## Aim of the task
Please copy every line of the items below word for word, leaving out the pictures.
# start of Records for this task
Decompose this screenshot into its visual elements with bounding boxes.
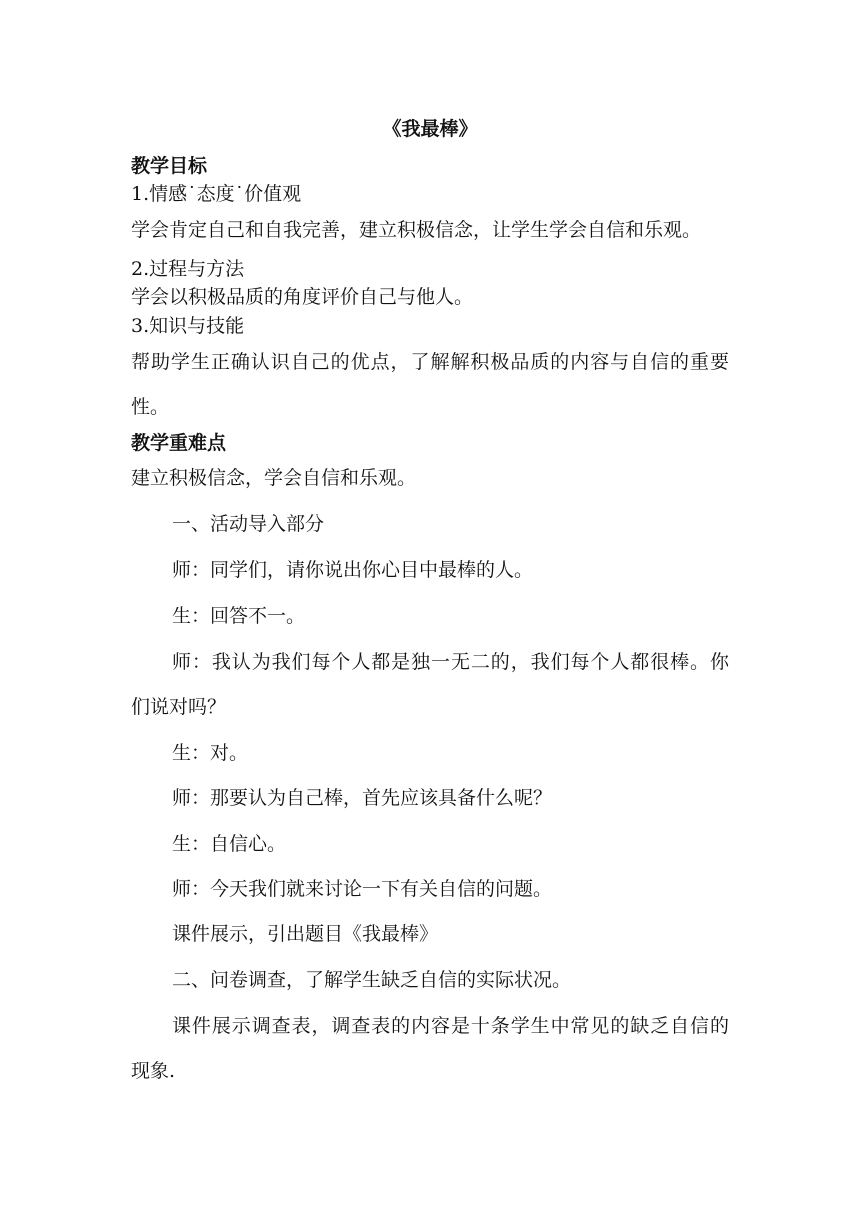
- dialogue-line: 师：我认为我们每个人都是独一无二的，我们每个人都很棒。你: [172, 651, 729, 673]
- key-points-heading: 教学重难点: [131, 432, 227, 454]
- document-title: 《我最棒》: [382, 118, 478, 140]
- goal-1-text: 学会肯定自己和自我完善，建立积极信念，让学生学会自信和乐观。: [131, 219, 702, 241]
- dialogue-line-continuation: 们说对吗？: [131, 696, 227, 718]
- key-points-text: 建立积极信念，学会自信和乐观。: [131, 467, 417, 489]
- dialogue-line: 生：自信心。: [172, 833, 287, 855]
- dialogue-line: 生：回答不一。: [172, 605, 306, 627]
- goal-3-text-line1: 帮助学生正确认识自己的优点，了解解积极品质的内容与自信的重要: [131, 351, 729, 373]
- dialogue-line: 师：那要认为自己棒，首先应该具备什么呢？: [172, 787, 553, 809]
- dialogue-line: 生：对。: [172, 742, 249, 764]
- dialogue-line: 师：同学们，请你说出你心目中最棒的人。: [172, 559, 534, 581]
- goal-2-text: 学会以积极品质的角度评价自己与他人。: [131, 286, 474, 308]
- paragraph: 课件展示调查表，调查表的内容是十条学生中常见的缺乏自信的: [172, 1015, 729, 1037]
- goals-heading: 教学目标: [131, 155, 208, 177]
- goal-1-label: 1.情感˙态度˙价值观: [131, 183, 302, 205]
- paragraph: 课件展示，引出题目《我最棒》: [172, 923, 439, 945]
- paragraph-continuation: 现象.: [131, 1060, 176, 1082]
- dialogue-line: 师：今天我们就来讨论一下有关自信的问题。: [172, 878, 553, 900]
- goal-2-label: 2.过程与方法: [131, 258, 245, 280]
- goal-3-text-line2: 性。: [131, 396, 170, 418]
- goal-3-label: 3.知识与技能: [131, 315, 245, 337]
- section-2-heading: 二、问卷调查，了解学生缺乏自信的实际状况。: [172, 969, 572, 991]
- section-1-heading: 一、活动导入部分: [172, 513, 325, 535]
# end of Records for this task
## Answer to the problem
Decompose this screenshot into its visual elements with bounding boxes.
- dialogue-line: 师：我认为我们每个人都是独一无二的，我们每个人都很棒。你: [172, 651, 729, 673]
- key-points-heading: 教学重难点: [131, 432, 227, 454]
- document-title: 《我最棒》: [382, 118, 478, 140]
- goal-1-text: 学会肯定自己和自我完善，建立积极信念，让学生学会自信和乐观。: [131, 219, 702, 241]
- dialogue-line-continuation: 们说对吗？: [131, 696, 227, 718]
- key-points-text: 建立积极信念，学会自信和乐观。: [131, 467, 417, 489]
- dialogue-line: 生：自信心。: [172, 833, 287, 855]
- dialogue-line: 生：回答不一。: [172, 605, 306, 627]
- goal-3-text-line1: 帮助学生正确认识自己的优点，了解解积极品质的内容与自信的重要: [131, 351, 729, 373]
- dialogue-line: 师：那要认为自己棒，首先应该具备什么呢？: [172, 787, 553, 809]
- dialogue-line: 生：对。: [172, 742, 249, 764]
- dialogue-line: 师：同学们，请你说出你心目中最棒的人。: [172, 559, 534, 581]
- goal-2-text: 学会以积极品质的角度评价自己与他人。: [131, 286, 474, 308]
- paragraph: 课件展示调查表，调查表的内容是十条学生中常见的缺乏自信的: [172, 1015, 729, 1037]
- goals-heading: 教学目标: [131, 155, 208, 177]
- goal-1-label: 1.情感˙态度˙价值观: [131, 183, 302, 205]
- paragraph: 课件展示，引出题目《我最棒》: [172, 923, 439, 945]
- paragraph-continuation: 现象.: [131, 1060, 176, 1082]
- dialogue-line: 师：今天我们就来讨论一下有关自信的问题。: [172, 878, 553, 900]
- goal-2-label: 2.过程与方法: [131, 258, 245, 280]
- goal-3-text-line2: 性。: [131, 396, 170, 418]
- goal-3-label: 3.知识与技能: [131, 315, 245, 337]
- section-2-heading: 二、问卷调查，了解学生缺乏自信的实际状况。: [172, 969, 572, 991]
- section-1-heading: 一、活动导入部分: [172, 513, 325, 535]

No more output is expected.